Work to be completed » Check every line below for the word "into" and show those that hold it.

(Dataset records)
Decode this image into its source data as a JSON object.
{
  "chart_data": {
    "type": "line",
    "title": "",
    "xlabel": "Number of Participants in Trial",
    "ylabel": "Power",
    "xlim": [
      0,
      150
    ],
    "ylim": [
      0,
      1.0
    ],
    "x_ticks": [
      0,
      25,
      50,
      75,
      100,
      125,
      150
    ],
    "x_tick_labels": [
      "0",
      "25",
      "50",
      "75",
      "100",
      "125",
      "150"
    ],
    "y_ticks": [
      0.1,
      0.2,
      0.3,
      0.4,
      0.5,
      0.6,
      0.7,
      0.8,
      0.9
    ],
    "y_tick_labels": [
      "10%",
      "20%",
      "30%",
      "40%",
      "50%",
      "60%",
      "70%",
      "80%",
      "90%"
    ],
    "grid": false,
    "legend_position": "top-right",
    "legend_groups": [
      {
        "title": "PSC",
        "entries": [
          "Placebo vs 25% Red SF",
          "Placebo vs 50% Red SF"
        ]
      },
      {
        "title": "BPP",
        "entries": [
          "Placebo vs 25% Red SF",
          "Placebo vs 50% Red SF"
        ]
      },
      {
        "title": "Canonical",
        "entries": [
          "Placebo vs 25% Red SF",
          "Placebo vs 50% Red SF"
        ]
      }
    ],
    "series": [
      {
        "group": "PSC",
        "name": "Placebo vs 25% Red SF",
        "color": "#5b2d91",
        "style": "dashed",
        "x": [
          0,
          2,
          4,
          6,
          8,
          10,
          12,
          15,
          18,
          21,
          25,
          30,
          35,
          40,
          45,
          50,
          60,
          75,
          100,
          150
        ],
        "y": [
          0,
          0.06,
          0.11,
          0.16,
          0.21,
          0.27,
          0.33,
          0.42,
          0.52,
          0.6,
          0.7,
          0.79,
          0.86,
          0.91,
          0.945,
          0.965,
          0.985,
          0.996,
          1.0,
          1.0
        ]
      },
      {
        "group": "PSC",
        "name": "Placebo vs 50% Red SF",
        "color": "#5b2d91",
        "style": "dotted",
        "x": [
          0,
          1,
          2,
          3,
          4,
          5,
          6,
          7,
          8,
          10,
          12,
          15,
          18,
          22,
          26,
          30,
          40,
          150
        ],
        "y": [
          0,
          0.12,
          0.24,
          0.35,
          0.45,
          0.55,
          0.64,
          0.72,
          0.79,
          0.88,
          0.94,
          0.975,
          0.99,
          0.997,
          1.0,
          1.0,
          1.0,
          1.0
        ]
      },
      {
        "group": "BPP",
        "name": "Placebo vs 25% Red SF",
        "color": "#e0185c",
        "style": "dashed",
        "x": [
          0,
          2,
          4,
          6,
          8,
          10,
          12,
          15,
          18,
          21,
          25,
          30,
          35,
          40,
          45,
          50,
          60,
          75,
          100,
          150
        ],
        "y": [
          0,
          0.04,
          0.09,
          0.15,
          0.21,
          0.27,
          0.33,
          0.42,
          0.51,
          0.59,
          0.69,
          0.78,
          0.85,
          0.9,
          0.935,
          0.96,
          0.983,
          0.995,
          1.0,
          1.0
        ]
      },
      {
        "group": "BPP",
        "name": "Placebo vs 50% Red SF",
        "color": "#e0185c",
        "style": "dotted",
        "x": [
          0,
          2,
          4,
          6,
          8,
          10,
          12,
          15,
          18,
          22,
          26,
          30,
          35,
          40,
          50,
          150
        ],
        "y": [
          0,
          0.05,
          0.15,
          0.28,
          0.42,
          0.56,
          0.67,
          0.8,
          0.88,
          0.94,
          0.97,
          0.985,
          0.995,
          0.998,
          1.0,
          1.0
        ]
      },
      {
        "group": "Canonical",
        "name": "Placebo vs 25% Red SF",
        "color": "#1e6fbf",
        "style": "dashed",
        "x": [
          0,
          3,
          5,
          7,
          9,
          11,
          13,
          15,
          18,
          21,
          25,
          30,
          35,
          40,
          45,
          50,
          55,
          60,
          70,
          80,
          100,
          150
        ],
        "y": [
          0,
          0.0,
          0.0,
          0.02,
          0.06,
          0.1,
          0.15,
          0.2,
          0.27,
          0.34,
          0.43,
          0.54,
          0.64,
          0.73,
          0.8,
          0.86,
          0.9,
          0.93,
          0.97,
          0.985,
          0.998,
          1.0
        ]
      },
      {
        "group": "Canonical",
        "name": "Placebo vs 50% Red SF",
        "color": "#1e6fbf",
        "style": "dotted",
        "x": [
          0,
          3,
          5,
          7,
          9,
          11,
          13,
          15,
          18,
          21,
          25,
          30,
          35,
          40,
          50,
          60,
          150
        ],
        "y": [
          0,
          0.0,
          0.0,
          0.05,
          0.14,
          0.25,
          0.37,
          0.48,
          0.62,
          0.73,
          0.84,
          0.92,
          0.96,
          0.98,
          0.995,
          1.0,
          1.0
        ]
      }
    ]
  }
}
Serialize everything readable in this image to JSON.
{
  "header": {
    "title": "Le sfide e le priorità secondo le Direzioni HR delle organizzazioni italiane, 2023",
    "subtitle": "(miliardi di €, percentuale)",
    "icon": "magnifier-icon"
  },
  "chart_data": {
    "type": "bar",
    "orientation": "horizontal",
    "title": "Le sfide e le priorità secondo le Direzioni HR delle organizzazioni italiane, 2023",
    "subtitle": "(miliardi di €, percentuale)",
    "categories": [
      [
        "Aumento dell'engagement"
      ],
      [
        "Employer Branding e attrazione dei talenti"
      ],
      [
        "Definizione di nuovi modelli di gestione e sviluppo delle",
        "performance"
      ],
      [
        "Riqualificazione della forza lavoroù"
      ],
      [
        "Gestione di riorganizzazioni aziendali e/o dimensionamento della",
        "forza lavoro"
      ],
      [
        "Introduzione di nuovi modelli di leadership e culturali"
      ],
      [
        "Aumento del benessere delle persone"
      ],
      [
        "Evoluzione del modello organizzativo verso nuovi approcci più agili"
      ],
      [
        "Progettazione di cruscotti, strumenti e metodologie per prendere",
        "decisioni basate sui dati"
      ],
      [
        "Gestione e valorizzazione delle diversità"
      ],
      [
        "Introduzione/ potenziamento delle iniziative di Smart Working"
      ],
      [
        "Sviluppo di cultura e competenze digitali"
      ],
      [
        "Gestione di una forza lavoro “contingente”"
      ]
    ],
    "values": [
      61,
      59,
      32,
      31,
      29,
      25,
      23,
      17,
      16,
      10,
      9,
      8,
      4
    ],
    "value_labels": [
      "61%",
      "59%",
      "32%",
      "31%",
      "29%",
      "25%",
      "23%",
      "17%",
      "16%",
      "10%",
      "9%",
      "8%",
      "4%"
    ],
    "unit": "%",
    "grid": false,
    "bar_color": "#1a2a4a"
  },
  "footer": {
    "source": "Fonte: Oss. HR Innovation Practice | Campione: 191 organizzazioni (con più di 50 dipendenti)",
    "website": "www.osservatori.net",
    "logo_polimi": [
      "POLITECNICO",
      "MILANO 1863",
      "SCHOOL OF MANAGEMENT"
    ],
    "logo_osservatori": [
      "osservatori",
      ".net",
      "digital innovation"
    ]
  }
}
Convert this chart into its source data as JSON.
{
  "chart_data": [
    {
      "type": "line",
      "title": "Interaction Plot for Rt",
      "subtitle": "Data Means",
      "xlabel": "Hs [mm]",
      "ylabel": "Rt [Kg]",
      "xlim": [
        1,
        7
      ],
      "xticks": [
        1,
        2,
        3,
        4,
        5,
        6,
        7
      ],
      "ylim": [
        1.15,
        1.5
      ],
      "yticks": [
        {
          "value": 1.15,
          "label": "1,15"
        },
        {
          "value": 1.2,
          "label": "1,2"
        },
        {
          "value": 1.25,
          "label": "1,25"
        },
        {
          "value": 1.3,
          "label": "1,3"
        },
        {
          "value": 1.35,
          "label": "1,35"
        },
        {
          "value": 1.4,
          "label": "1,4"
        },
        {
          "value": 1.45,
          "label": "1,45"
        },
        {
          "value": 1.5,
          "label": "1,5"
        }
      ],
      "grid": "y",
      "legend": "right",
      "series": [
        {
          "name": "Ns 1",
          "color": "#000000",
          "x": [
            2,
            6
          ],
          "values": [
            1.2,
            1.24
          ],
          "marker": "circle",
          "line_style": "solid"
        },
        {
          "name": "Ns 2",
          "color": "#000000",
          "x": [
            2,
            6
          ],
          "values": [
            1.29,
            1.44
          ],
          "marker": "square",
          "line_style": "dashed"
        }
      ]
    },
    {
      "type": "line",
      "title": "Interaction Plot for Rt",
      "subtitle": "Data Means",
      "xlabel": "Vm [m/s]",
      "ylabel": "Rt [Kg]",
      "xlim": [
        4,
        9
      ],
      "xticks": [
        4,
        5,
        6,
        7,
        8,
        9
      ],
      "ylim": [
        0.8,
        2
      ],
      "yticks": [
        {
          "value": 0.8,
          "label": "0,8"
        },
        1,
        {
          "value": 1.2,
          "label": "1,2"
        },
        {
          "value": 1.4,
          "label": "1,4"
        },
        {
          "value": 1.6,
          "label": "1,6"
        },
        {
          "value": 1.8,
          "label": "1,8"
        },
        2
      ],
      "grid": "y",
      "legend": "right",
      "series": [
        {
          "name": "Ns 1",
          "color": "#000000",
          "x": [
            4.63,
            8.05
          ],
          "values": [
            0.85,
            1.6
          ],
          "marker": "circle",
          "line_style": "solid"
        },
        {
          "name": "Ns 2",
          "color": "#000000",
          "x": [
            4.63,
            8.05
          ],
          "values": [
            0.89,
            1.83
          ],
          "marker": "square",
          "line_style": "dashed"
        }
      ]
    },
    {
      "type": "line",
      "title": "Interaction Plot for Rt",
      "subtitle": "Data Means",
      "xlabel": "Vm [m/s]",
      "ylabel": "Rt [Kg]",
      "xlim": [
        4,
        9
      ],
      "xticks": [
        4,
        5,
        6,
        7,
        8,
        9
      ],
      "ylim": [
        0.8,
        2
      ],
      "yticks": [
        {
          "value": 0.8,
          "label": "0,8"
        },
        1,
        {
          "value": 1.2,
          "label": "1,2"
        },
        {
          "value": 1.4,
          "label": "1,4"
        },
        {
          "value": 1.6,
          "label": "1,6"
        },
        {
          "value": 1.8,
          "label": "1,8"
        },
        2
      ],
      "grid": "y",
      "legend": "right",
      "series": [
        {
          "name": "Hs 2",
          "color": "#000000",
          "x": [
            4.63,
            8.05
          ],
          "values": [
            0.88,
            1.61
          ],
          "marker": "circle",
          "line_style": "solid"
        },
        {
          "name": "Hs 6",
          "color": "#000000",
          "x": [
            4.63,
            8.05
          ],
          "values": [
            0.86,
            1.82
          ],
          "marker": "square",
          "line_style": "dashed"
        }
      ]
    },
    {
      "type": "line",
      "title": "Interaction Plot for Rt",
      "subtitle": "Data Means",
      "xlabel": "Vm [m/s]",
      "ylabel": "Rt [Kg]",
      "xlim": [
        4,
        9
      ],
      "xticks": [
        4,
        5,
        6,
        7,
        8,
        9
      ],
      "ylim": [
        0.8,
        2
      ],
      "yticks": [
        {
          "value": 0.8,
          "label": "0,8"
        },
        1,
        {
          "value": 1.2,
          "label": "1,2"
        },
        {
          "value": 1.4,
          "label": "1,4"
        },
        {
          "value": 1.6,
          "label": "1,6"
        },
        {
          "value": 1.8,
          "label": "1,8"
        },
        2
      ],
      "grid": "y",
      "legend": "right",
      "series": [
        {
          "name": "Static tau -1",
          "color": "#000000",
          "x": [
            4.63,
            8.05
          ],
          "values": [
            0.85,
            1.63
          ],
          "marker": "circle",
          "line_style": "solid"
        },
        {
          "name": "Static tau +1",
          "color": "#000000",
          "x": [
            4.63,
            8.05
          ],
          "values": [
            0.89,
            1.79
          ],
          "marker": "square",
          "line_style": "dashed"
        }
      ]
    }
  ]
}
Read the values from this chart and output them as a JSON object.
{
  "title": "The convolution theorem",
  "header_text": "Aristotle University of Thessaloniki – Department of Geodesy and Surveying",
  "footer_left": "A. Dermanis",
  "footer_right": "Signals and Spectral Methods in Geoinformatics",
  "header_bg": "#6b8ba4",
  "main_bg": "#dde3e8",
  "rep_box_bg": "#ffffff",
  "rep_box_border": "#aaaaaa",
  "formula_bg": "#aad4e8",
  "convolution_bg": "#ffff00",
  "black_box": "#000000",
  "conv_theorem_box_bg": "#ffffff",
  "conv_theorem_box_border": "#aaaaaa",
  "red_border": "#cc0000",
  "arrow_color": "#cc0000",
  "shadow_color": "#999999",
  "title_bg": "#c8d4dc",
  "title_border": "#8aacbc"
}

Written answer »
Decode this image into its source data as a JSON object.
Convert this chart into its source data as JSON.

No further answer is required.